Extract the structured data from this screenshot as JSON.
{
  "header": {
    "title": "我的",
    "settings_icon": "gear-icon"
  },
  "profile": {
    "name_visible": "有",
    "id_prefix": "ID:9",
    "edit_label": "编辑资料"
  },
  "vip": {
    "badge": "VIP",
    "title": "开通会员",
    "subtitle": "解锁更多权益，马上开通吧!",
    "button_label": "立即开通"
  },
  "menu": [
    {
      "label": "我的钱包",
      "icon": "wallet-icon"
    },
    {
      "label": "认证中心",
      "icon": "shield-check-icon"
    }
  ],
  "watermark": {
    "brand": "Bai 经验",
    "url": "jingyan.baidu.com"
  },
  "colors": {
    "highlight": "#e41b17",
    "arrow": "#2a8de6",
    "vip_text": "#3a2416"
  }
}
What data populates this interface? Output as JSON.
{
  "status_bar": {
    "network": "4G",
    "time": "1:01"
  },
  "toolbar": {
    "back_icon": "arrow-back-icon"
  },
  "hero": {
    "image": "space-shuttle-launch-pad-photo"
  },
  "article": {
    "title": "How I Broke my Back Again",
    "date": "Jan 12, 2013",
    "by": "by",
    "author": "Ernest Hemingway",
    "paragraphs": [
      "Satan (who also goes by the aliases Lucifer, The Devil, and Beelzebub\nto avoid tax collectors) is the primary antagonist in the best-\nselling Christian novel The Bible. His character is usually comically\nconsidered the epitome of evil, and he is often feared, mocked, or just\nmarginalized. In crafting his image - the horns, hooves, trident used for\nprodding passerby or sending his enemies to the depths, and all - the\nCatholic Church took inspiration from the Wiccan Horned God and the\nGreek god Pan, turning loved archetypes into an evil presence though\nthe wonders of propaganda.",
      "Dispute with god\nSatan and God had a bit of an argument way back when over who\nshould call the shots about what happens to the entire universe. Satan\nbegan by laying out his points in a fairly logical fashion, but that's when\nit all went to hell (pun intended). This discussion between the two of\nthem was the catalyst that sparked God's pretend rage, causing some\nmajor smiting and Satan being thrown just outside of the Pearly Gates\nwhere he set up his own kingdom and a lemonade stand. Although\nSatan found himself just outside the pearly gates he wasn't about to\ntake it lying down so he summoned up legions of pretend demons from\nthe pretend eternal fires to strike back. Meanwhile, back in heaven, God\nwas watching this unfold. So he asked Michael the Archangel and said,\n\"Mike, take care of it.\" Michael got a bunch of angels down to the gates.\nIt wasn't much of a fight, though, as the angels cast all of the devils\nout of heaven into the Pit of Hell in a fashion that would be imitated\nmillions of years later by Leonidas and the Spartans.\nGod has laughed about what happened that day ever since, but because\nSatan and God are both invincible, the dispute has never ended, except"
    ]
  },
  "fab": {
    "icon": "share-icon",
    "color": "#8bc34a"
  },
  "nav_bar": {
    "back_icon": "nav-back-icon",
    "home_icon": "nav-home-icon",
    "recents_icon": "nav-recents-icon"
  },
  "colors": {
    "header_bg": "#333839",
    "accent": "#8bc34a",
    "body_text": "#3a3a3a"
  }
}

What you have to do ::
In the listing above, find each line with the word "just" and copy it.

Answer to this problem ::
      "Satan (who also goes by the aliases Lucifer, The Devil, and Beelzebub\nto avoid tax collectors) is the primary antagonist in the best-\nselling Christian novel The Bible. His character is usually comically\nconsidered the epitome of evil, and he is often feared, mocked, or just\nmarginalized. In crafting his image - the horns, hooves, trident used for\nprodding passerby or sending his enemies to the depths, and all - the\nCatholic Church took inspiration from the Wiccan Horned God and the\nGreek god Pan, turning loved archetypes into an evil presence though\nthe wonders of propaganda.",
      "Dispute with god\nSatan and God had a bit of an argument way back when over who\nshould call the shots about what happens to the entire universe. Satan\nbegan by laying out his points in a fairly logical fashion, but that's when\nit all went to hell (pun intended). This discussion between the two of\nthem was the catalyst that sparked God's pretend rage, causing some\nmajor smiting and Satan being thrown just outside of the Pearly Gates\nwhere he set up his own kingdom and a lemonade stand. Although\nSatan found himself just outside the pearly gates he wasn't about to\ntake it lying down so he summoned up legions of pretend demons from\nthe pretend eternal fires to strike back. Meanwhile, back in heaven, God\nwas watching this unfold. So he asked Michael the Archangel and said,\n\"Mike, take care of it.\" Michael got a bunch of angels down to the gates.\nIt wasn't much of a fight, though, as the angels cast all of the devils\nout of heaven into the Pit of Hell in a fashion that would be imitated\nmillions of years later by Leonidas and the Spartans.\nGod has laughed about what happened that day ever since, but because\nSatan and God are both invincible, the dispute has never ended, except"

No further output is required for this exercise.